### Stored items
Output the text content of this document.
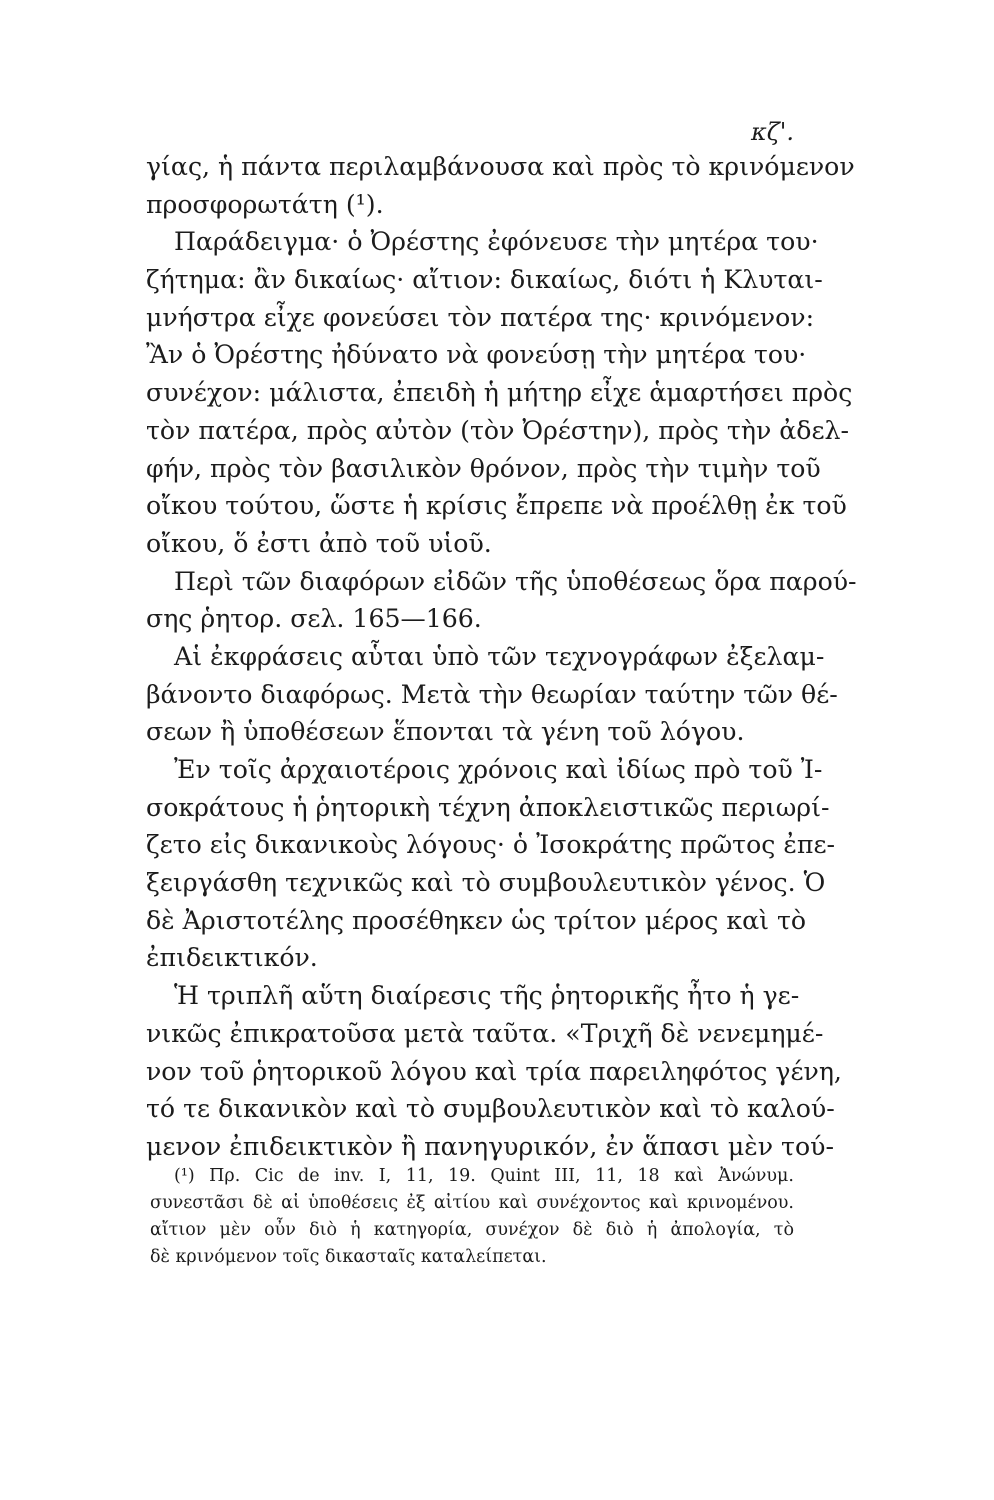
κζ'.
γίας, ἡ πάντα περιλαμβάνουσα καὶ πρὸς τὸ κρινόμενον
προσφορωτάτη (¹).
Παράδειγμα· ὁ Ὀρέστης ἐφόνευσε τὴν μητέρα του·
ζήτημα: ἂν δικαίως· αἴτιον: δικαίως, διότι ἡ Κλυται-
μνήστρα εἶχε φονεύσει τὸν πατέρα της· κρινόμενον:
Ἂν ὁ Ὀρέστης ἠδύνατο νὰ φονεύσῃ τὴν μητέρα του·
συνέχον: μάλιστα, ἐπειδὴ ἡ μήτηρ εἶχε ἁμαρτήσει πρὸς
τὸν πατέρα, πρὸς αὐτὸν (τὸν Ὀρέστην), πρὸς τὴν ἀδελ-
φήν, πρὸς τὸν βασιλικὸν θρόνον, πρὸς τὴν τιμὴν τοῦ
οἴκου τούτου, ὥστε ἡ κρίσις ἔπρεπε νὰ προέλθῃ ἐκ τοῦ
οἴκου, ὅ ἐστι ἀπὸ τοῦ υἱοῦ.
Περὶ τῶν διαφόρων εἰδῶν τῆς ὑποθέσεως ὅρα παρού-
σης ῥητορ. σελ. 165—166.
Αἱ ἐκφράσεις αὗται ὑπὸ τῶν τεχνογράφων ἐξελαμ-
βάνοντο διαφόρως. Μετὰ τὴν θεωρίαν ταύτην τῶν θέ-
σεων ἢ ὑποθέσεων ἕπονται τὰ γένη τοῦ λόγου.
Ἐν τοῖς ἀρχαιοτέροις χρόνοις καὶ ἰδίως πρὸ τοῦ Ἰ-
σοκράτους ἡ ῥητορικὴ τέχνη ἀποκλειστικῶς περιωρί-
ζετο εἰς δικανικοὺς λόγους· ὁ Ἰσοκράτης πρῶτος ἐπε-
ξειργάσθη τεχνικῶς καὶ τὸ συμβουλευτικὸν γένος. Ὁ
δὲ Ἀριστοτέλης προσέθηκεν ὡς τρίτον μέρος καὶ τὸ
ἐπιδεικτικόν.
Ἡ τριπλῆ αὕτη διαίρεσις τῆς ῥητορικῆς ἦτο ἡ γε-
νικῶς ἐπικρατοῦσα μετὰ ταῦτα. «Τριχῆ δὲ νενεμημέ-
νον τοῦ ῥητορικοῦ λόγου καὶ τρία παρειληφότος γένη,
τό τε δικανικὸν καὶ τὸ συμβουλευτικὸν καὶ τὸ καλού-
μενον ἐπιδεικτικὸν ἢ πανηγυρικόν, ἐν ἅπασι μὲν τού-
(¹) Πρ. Cic de inv. I, 11, 19. Quint III, 11, 18 καὶ Ἀνώνυμ.
συνεστᾶσι δὲ αἱ ὑποθέσεις ἐξ αἰτίου καὶ συνέχοντος καὶ κρινομένου.
αἴτιον μὲν οὖν διὸ ἡ κατηγορία, συνέχον δὲ διὸ ἡ ἀπολογία, τὸ
δὲ κρινόμενον τοῖς δικασταῖς καταλείπεται.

### REQUEST
Pull out the lines above in which the word "πατέρα" appears.

### EXERCISE RESPONSE
μνήστρα εἶχε φονεύσει τὸν πατέρα της· κρινόμενον:
τὸν πατέρα, πρὸς αὐτὸν (τὸν Ὀρέστην), πρὸς τὴν ἀδελ-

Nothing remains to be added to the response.